Segment Start: Material for this task
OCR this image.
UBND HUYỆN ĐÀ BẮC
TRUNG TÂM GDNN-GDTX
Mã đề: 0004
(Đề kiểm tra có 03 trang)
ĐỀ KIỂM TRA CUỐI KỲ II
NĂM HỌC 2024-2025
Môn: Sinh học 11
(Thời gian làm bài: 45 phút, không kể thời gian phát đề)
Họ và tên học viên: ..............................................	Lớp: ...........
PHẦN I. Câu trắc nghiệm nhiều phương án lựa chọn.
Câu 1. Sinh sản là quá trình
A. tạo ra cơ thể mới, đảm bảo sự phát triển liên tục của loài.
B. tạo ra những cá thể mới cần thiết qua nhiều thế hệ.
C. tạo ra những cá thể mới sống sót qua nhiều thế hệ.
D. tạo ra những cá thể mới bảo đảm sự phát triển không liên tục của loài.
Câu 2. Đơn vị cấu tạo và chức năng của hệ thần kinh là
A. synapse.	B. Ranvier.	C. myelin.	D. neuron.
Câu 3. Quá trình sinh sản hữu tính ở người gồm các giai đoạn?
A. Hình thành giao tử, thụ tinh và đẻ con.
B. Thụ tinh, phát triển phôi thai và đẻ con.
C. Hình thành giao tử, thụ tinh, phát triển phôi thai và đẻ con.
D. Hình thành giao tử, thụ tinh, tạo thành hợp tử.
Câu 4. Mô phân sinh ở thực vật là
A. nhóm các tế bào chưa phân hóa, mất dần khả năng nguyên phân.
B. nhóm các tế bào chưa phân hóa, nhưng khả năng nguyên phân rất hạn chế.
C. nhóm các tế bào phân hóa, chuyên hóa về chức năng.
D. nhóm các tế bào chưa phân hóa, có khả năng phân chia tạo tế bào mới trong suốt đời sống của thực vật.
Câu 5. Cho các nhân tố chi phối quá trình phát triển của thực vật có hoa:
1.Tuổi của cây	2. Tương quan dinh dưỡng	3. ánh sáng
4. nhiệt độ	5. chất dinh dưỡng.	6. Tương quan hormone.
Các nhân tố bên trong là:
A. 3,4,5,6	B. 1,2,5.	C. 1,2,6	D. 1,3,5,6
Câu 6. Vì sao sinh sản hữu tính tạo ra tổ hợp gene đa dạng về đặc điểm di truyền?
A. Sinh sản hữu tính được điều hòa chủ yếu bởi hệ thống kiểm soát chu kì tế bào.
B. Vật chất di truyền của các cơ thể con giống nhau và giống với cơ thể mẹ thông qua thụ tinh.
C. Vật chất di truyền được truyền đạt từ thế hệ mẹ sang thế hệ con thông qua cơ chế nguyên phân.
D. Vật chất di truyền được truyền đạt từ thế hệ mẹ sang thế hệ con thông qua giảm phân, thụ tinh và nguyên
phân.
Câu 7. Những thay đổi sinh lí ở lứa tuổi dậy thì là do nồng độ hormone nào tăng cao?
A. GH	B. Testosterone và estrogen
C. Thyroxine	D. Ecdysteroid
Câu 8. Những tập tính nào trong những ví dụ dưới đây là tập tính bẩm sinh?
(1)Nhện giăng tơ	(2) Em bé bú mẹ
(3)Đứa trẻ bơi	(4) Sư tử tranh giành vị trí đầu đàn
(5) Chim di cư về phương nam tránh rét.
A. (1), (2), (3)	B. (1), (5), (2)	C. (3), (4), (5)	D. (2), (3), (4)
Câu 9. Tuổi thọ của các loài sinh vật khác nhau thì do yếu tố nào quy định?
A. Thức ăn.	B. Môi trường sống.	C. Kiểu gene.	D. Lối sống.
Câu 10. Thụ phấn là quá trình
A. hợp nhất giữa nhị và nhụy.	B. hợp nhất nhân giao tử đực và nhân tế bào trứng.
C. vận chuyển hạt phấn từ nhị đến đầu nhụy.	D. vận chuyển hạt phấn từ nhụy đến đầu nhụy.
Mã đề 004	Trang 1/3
Segment End: Material for this task
Could you give the records above again, exactly and in full?

OCR this image.
UBND HUYỆN ĐÀ BẮC
TRUNG TÂM GDNN-GDTX
Mã đề: 0004
(Đề kiểm tra có 03 trang)
ĐỀ KIỂM TRA CUỐI KỲ II
NĂM HỌC 2024-2025
Môn: Sinh học 11
(Thời gian làm bài: 45 phút, không kể thời gian phát đề)
Họ và tên học viên: ..............................................	Lớp: ...........
PHẦN I. Câu trắc nghiệm nhiều phương án lựa chọn.
Câu 1. Sinh sản là quá trình
A. tạo ra cơ thể mới, đảm bảo sự phát triển liên tục của loài.
B. tạo ra những cá thể mới cần thiết qua nhiều thế hệ.
C. tạo ra những cá thể mới sống sót qua nhiều thế hệ.
D. tạo ra những cá thể mới bảo đảm sự phát triển không liên tục của loài.
Câu 2. Đơn vị cấu tạo và chức năng của hệ thần kinh là
A. synapse.	B. Ranvier.	C. myelin.	D. neuron.
Câu 3. Quá trình sinh sản hữu tính ở người gồm các giai đoạn?
A. Hình thành giao tử, thụ tinh và đẻ con.
B. Thụ tinh, phát triển phôi thai và đẻ con.
C. Hình thành giao tử, thụ tinh, phát triển phôi thai và đẻ con.
D. Hình thành giao tử, thụ tinh, tạo thành hợp tử.
Câu 4. Mô phân sinh ở thực vật là
A. nhóm các tế bào chưa phân hóa, mất dần khả năng nguyên phân.
B. nhóm các tế bào chưa phân hóa, nhưng khả năng nguyên phân rất hạn chế.
C. nhóm các tế bào phân hóa, chuyên hóa về chức năng.
D. nhóm các tế bào chưa phân hóa, có khả năng phân chia tạo tế bào mới trong suốt đời sống của thực vật.
Câu 5. Cho các nhân tố chi phối quá trình phát triển của thực vật có hoa:
1.Tuổi của cây	2. Tương quan dinh dưỡng	3. ánh sáng
4. nhiệt độ	5. chất dinh dưỡng.	6. Tương quan hormone.
Các nhân tố bên trong là:
A. 3,4,5,6	B. 1,2,5.	C. 1,2,6	D. 1,3,5,6
Câu 6. Vì sao sinh sản hữu tính tạo ra tổ hợp gene đa dạng về đặc điểm di truyền?
A. Sinh sản hữu tính được điều hòa chủ yếu bởi hệ thống kiểm soát chu kì tế bào.
B. Vật chất di truyền của các cơ thể con giống nhau và giống với cơ thể mẹ thông qua thụ tinh.
C. Vật chất di truyền được truyền đạt từ thế hệ mẹ sang thế hệ con thông qua cơ chế nguyên phân.
D. Vật chất di truyền được truyền đạt từ thế hệ mẹ sang thế hệ con thông qua giảm phân, thụ tinh và nguyên
phân.
Câu 7. Những thay đổi sinh lí ở lứa tuổi dậy thì là do nồng độ hormone nào tăng cao?
A. GH	B. Testosterone và estrogen
C. Thyroxine	D. Ecdysteroid
Câu 8. Những tập tính nào trong những ví dụ dưới đây là tập tính bẩm sinh?
(1)Nhện giăng tơ	(2) Em bé bú mẹ
(3)Đứa trẻ bơi	(4) Sư tử tranh giành vị trí đầu đàn
(5) Chim di cư về phương nam tránh rét.
A. (1), (2), (3)	B. (1), (5), (2)	C. (3), (4), (5)	D. (2), (3), (4)
Câu 9. Tuổi thọ của các loài sinh vật khác nhau thì do yếu tố nào quy định?
A. Thức ăn.	B. Môi trường sống.	C. Kiểu gene.	D. Lối sống.
Câu 10. Thụ phấn là quá trình
A. hợp nhất giữa nhị và nhụy.	B. hợp nhất nhân giao tử đực và nhân tế bào trứng.
C. vận chuyển hạt phấn từ nhị đến đầu nhụy.	D. vận chuyển hạt phấn từ nhụy đến đầu nhụy.
Mã đề 004	Trang 1/3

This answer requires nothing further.